__REQUIRED WORK__: Return each line containing "στον".

__DATASET EXTRACT__:
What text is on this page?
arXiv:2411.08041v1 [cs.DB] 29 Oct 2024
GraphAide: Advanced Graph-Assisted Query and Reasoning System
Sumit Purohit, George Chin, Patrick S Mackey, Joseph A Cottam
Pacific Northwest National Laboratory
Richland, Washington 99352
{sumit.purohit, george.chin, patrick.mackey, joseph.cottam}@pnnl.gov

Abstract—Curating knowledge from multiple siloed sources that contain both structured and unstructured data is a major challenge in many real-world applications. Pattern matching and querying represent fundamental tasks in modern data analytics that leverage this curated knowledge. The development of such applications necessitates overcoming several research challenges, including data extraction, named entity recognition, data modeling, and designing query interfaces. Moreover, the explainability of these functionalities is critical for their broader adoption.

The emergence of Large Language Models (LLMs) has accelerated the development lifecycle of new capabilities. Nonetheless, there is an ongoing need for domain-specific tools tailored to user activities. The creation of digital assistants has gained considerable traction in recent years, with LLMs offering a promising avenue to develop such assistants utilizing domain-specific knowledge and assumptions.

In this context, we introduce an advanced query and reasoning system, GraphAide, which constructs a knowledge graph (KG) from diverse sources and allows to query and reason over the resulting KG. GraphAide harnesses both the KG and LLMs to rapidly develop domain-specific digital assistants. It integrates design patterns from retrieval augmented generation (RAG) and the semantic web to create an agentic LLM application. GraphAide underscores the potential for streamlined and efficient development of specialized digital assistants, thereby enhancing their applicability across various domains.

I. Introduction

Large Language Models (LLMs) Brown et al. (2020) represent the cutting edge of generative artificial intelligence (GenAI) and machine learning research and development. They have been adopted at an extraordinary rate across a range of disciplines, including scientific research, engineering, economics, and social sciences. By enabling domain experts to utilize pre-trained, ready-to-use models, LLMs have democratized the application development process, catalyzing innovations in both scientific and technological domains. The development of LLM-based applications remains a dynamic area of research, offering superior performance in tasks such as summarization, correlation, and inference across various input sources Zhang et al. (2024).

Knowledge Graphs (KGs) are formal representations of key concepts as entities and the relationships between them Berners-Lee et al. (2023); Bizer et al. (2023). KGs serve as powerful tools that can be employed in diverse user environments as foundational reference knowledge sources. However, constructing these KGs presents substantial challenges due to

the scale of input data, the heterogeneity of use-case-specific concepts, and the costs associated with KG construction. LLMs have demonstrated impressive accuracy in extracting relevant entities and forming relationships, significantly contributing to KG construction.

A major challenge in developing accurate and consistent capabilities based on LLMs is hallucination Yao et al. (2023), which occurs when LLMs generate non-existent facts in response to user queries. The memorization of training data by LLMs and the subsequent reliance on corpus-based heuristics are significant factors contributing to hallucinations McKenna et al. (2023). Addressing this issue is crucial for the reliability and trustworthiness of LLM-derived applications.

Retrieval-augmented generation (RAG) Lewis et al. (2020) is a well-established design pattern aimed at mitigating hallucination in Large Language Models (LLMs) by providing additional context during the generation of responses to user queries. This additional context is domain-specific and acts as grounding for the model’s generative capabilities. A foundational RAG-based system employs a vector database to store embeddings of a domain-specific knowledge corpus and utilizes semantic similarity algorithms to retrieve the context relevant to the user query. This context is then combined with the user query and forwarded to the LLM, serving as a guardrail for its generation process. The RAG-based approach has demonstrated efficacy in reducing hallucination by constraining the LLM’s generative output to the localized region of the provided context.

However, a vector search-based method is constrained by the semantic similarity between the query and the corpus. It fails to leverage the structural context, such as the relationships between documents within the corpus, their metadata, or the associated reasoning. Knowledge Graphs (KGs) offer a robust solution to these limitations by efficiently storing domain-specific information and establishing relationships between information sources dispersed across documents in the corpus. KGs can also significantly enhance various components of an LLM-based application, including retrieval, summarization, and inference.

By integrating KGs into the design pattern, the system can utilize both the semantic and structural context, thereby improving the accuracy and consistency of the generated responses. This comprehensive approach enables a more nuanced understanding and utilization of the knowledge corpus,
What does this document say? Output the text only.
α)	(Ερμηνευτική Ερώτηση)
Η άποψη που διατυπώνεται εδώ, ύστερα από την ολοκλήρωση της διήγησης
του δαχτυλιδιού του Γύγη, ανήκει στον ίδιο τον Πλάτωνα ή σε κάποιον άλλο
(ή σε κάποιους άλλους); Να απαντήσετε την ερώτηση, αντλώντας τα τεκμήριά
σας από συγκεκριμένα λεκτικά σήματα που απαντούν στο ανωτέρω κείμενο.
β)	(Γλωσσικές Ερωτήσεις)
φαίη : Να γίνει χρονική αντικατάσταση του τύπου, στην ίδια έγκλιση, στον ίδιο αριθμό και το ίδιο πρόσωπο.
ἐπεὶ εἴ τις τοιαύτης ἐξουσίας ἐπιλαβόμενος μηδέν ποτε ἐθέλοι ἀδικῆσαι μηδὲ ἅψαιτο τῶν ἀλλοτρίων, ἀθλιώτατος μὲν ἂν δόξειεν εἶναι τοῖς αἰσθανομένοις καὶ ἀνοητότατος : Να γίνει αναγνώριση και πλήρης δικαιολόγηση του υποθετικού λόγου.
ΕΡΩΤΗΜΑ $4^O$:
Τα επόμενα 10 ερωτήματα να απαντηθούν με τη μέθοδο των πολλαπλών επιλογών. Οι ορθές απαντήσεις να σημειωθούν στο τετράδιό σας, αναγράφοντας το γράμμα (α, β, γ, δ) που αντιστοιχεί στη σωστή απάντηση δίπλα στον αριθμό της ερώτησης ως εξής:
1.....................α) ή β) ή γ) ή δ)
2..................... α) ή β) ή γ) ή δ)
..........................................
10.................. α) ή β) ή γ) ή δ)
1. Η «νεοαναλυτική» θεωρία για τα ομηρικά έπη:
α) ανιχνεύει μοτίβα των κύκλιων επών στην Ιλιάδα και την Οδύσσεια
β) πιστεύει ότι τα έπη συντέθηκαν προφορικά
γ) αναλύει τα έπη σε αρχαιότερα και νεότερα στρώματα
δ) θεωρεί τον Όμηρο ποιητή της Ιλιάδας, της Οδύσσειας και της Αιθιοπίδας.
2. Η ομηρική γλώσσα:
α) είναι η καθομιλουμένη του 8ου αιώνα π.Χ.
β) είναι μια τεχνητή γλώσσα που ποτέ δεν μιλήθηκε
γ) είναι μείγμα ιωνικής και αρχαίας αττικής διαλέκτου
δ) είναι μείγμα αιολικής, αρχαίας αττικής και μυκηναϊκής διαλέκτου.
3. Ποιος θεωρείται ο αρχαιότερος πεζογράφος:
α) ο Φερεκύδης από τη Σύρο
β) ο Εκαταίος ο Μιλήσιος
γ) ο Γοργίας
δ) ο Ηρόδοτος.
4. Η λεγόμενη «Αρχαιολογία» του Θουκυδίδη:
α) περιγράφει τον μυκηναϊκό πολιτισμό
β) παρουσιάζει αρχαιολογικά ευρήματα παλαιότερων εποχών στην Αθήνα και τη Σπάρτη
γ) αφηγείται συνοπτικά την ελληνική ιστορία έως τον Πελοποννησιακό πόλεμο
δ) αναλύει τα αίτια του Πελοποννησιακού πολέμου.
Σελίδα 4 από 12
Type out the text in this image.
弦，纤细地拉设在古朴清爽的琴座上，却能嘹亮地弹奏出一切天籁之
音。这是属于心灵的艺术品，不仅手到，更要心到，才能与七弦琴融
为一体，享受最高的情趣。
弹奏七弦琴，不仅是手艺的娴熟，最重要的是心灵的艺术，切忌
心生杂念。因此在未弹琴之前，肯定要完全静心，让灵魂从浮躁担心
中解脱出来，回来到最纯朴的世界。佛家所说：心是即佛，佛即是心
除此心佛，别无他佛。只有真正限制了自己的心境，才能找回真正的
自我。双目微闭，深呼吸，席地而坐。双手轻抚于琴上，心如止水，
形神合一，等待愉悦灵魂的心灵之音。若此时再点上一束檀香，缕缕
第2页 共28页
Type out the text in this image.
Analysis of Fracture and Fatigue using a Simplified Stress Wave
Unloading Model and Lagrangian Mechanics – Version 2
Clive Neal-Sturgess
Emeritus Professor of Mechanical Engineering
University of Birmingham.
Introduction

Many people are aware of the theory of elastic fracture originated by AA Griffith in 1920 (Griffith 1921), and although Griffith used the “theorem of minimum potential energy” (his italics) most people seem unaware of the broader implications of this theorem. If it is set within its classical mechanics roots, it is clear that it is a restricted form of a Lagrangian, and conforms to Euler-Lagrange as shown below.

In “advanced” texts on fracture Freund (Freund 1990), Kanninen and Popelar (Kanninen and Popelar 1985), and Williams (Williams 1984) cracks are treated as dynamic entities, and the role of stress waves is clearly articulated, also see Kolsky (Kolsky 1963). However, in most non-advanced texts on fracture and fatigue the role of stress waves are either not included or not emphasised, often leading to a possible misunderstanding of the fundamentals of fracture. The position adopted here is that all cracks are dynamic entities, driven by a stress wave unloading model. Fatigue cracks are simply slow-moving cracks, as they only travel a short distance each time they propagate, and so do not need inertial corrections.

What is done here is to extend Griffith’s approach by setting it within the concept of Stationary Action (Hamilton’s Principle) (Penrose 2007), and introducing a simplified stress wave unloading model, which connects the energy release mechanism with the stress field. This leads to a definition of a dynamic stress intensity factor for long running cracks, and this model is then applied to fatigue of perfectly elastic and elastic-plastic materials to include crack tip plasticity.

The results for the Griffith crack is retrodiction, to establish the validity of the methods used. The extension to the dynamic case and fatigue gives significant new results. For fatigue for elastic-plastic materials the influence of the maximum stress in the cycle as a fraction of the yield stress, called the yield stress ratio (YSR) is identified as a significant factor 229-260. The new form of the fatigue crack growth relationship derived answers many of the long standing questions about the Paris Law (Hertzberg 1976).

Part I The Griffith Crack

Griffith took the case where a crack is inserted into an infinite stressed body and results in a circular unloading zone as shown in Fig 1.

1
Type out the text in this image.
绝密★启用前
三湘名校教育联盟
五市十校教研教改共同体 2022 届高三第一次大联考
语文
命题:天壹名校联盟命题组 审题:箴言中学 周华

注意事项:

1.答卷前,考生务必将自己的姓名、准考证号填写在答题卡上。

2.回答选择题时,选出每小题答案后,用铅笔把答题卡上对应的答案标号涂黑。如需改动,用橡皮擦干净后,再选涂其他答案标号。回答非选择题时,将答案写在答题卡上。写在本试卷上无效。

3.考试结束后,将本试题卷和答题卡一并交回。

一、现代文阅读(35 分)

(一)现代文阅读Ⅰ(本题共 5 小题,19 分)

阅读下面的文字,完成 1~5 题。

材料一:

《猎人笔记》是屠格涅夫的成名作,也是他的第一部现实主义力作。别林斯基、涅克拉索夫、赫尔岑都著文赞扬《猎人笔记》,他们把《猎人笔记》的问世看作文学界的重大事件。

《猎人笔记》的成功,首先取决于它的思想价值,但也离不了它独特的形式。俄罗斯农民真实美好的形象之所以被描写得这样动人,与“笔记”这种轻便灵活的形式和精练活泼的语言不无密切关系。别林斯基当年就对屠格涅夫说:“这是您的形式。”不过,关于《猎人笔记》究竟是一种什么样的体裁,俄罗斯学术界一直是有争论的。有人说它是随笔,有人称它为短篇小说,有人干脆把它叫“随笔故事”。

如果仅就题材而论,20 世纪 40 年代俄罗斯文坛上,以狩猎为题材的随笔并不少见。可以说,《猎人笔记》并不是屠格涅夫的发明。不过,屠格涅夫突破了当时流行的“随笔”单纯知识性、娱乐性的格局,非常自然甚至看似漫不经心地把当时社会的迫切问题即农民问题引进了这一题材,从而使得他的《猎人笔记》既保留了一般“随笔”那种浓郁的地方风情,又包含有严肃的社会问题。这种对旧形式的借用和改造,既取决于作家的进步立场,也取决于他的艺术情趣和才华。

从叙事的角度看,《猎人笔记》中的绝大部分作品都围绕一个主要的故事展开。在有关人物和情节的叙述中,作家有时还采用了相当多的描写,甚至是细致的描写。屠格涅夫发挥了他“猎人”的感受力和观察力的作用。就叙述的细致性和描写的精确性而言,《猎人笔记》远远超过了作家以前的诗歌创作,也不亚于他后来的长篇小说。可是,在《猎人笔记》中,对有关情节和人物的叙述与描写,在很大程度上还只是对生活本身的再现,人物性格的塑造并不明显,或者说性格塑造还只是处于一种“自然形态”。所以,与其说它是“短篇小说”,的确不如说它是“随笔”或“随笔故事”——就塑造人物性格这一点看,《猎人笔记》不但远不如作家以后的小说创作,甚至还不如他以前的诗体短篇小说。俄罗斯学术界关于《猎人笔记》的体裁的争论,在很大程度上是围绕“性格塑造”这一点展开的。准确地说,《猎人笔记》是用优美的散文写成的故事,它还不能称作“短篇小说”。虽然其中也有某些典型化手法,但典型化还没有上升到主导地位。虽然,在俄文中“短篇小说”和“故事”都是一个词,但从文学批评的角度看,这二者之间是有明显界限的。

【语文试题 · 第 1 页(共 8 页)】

__EXERCISE RESULT__:
του δαχτυλιδιού του Γύγη, ανήκει στον ίδιο τον Πλάτωνα ή σε κάποιον άλλο
φαίη : Να γίνει χρονική αντικατάσταση του τύπου, στην ίδια έγκλιση, στον ίδιο αριθμό και το ίδιο πρόσωπο.
Τα επόμενα 10 ερωτήματα να απαντηθούν με τη μέθοδο των πολλαπλών επιλογών. Οι ορθές απαντήσεις να σημειωθούν στο τετράδιό σας, αναγράφοντας το γράμμα (α, β, γ, δ) που αντιστοιχεί στη σωστή απάντηση δίπλα στον αριθμό της ερώτησης ως εξής:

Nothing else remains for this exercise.